─── Records for this exercise

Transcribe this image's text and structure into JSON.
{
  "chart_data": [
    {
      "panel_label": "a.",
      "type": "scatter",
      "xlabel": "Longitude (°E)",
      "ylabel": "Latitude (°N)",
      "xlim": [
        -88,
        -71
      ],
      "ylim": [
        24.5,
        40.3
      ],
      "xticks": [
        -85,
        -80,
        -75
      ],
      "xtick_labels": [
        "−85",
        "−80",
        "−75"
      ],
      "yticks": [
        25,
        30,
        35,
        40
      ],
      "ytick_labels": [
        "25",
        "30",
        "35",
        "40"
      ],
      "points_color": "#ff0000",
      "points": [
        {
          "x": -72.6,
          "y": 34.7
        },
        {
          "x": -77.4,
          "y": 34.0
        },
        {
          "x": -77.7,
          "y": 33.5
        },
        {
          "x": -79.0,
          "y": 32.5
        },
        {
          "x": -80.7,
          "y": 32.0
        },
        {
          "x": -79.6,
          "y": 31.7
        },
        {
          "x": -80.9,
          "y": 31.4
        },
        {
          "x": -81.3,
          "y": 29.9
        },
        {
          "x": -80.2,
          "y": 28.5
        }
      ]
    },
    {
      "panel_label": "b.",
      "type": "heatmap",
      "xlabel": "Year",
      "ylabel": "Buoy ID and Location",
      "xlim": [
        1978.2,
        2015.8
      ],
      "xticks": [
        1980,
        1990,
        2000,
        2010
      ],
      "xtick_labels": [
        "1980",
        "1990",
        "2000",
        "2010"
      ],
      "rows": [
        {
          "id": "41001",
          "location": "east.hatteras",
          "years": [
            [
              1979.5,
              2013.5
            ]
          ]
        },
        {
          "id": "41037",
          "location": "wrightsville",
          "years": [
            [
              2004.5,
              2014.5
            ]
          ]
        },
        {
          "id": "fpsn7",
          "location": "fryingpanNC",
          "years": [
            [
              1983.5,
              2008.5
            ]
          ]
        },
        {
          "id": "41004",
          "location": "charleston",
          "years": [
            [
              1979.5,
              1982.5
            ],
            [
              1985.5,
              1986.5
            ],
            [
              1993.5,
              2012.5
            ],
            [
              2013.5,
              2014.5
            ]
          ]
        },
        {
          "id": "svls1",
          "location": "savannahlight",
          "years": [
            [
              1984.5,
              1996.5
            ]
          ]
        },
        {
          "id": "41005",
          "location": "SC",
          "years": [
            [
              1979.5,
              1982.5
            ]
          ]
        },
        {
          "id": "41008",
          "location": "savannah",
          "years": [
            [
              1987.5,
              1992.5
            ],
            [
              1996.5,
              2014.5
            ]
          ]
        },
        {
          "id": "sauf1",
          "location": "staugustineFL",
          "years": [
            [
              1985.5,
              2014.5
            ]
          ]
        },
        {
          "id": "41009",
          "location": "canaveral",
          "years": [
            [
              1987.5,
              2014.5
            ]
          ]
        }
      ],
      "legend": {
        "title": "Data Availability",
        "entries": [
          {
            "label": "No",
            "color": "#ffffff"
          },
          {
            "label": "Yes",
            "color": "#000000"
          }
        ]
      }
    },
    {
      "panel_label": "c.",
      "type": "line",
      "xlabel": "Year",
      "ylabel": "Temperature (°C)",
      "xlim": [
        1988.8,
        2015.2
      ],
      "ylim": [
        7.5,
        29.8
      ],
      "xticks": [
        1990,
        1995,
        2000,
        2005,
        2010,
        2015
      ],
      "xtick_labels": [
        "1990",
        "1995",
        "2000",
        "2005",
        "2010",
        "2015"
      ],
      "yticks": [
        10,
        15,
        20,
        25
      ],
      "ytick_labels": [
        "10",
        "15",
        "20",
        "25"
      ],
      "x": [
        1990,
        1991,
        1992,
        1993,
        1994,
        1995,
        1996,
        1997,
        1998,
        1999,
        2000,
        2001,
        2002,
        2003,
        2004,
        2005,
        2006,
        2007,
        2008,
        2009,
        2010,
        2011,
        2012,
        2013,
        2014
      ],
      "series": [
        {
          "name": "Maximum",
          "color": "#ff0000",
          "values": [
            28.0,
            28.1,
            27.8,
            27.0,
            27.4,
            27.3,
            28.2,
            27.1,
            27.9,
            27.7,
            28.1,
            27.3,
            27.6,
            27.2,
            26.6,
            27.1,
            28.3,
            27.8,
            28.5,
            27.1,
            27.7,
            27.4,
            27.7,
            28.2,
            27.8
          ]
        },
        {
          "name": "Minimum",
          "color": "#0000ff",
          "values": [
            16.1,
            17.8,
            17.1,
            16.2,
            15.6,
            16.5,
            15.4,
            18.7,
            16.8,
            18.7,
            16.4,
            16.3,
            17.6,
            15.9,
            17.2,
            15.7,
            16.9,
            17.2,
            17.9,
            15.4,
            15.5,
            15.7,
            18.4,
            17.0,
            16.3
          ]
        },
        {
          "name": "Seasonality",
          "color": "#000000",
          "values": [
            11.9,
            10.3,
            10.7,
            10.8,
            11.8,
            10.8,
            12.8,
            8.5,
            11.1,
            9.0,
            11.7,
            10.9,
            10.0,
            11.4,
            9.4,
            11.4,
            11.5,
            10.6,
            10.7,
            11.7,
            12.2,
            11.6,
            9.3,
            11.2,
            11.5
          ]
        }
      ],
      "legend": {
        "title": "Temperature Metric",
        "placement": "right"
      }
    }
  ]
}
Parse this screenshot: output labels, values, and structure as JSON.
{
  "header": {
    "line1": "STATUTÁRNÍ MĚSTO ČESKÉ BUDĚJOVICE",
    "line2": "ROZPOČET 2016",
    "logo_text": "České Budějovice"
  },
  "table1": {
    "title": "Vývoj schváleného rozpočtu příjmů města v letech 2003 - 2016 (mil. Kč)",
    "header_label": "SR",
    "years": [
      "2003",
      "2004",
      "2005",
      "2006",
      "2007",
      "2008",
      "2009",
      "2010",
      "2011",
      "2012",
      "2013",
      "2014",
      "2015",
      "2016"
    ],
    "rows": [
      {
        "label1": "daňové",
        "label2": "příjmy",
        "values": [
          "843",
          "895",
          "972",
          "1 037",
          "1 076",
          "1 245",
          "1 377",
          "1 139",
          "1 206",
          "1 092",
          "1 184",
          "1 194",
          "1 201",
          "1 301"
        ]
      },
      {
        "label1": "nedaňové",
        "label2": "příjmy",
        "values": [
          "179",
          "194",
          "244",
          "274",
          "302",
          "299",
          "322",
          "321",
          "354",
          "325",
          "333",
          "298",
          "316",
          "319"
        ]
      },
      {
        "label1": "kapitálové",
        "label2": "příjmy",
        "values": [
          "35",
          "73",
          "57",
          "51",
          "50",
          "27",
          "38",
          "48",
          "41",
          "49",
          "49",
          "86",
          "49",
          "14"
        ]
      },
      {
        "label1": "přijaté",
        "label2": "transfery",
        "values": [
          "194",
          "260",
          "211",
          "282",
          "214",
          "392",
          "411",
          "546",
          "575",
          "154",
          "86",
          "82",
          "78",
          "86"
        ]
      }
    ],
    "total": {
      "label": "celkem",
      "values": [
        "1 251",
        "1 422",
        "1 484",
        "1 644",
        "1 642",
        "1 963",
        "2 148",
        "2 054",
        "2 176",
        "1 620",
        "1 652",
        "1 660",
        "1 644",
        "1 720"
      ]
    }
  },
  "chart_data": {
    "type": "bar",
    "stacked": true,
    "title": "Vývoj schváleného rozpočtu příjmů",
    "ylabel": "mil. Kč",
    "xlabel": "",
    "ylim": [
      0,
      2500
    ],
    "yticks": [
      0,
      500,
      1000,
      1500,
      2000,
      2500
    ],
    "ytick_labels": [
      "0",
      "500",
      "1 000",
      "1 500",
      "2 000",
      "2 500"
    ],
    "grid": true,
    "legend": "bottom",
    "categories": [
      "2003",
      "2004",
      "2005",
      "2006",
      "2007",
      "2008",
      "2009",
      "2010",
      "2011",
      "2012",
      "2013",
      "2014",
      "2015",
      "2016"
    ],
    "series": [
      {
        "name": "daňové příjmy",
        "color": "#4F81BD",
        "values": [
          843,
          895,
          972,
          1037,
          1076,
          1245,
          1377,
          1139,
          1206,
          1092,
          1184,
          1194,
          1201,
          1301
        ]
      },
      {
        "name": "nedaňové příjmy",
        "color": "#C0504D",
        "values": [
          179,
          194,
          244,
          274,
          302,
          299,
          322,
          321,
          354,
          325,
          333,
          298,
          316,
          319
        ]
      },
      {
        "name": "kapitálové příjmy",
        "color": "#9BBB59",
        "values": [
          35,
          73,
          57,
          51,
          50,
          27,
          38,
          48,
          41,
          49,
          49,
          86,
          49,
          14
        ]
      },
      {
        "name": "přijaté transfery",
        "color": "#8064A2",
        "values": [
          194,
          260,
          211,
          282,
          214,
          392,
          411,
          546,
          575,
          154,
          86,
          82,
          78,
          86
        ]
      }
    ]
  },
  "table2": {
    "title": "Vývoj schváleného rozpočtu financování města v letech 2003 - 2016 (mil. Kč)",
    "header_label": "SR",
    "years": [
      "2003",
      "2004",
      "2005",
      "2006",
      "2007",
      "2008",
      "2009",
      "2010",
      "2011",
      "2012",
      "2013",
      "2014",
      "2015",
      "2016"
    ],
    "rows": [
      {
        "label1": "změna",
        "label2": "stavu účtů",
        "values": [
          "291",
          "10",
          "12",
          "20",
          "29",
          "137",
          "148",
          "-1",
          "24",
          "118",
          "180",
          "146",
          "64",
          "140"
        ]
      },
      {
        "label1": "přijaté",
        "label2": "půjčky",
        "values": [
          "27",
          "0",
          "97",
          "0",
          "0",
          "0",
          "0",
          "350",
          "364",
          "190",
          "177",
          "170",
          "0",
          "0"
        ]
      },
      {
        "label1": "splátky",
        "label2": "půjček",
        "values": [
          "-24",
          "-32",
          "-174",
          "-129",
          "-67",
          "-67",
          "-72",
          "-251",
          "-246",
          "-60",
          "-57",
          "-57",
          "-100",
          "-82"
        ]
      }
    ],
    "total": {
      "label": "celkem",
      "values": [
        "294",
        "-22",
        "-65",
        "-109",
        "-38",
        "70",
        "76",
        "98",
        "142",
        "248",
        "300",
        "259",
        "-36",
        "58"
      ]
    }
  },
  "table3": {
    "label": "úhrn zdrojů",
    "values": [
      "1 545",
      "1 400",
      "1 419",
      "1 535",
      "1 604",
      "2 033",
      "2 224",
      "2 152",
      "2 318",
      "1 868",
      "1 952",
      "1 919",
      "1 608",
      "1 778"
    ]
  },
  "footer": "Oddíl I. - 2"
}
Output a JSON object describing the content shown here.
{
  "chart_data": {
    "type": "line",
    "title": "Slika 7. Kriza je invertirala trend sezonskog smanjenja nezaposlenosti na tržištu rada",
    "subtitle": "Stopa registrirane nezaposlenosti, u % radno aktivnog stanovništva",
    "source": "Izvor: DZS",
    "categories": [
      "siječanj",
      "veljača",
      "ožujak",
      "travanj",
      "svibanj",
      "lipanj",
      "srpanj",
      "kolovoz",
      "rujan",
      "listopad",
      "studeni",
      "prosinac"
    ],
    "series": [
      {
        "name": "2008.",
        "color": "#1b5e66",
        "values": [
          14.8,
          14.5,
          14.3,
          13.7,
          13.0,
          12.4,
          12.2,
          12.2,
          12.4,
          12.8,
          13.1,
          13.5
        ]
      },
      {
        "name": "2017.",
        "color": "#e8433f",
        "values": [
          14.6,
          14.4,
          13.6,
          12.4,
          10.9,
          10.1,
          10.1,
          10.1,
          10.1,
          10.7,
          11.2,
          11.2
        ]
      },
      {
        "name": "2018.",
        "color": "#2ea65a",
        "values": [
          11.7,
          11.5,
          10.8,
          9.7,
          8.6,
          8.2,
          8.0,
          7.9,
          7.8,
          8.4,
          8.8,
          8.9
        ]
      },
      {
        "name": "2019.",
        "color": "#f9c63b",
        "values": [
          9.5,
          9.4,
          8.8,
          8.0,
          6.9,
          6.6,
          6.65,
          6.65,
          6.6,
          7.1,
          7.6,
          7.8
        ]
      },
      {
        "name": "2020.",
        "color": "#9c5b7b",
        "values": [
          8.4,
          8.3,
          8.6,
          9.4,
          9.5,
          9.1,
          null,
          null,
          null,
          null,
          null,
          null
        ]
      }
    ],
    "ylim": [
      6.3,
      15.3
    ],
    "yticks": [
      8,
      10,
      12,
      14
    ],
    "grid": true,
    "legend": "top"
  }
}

──────

Short task: Look through the records and count each line that holds "JSON". Write only the total.

Final answer: 3